- Your objective
Give a verbatim quotation of every record.

A run of records
--- begin ---

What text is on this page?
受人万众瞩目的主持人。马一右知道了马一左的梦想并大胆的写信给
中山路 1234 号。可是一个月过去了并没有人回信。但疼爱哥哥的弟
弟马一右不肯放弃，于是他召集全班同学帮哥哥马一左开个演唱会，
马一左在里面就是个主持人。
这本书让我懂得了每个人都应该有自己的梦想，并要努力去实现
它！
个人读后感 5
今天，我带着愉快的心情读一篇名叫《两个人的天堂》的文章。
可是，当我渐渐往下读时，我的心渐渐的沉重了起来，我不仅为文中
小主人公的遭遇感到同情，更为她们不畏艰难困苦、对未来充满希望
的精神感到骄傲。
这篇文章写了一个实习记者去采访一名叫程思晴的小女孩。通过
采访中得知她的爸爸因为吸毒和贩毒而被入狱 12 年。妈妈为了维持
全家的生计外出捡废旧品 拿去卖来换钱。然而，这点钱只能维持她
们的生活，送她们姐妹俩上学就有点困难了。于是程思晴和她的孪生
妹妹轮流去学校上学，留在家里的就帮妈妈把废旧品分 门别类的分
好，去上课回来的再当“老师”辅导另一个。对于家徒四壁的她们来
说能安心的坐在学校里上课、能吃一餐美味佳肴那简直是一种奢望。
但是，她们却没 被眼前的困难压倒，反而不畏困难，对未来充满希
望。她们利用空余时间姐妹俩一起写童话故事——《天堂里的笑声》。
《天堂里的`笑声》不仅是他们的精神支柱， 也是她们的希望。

--- end ---

- Answer below
What text is on this page?
受人万众瞩目的主持人。马一右知道了马一左的梦想并大胆的写信给
中山路 1234 号。可是一个月过去了并没有人回信。但疼爱哥哥的弟
弟马一右不肯放弃，于是他召集全班同学帮哥哥马一左开个演唱会，
马一左在里面就是个主持人。
这本书让我懂得了每个人都应该有自己的梦想，并要努力去实现
它！
个人读后感 5
今天，我带着愉快的心情读一篇名叫《两个人的天堂》的文章。
可是，当我渐渐往下读时，我的心渐渐的沉重了起来，我不仅为文中
小主人公的遭遇感到同情，更为她们不畏艰难困苦、对未来充满希望
的精神感到骄傲。
这篇文章写了一个实习记者去采访一名叫程思晴的小女孩。通过
采访中得知她的爸爸因为吸毒和贩毒而被入狱 12 年。妈妈为了维持
全家的生计外出捡废旧品 拿去卖来换钱。然而，这点钱只能维持她
们的生活，送她们姐妹俩上学就有点困难了。于是程思晴和她的孪生
妹妹轮流去学校上学，留在家里的就帮妈妈把废旧品分 门别类的分
好，去上课回来的再当“老师”辅导另一个。对于家徒四壁的她们来
说能安心的坐在学校里上课、能吃一餐美味佳肴那简直是一种奢望。
但是，她们却没 被眼前的困难压倒，反而不畏困难，对未来充满希
望。她们利用空余时间姐妹俩一起写童话故事——《天堂里的笑声》。
《天堂里的`笑声》不仅是他们的精神支柱， 也是她们的希望。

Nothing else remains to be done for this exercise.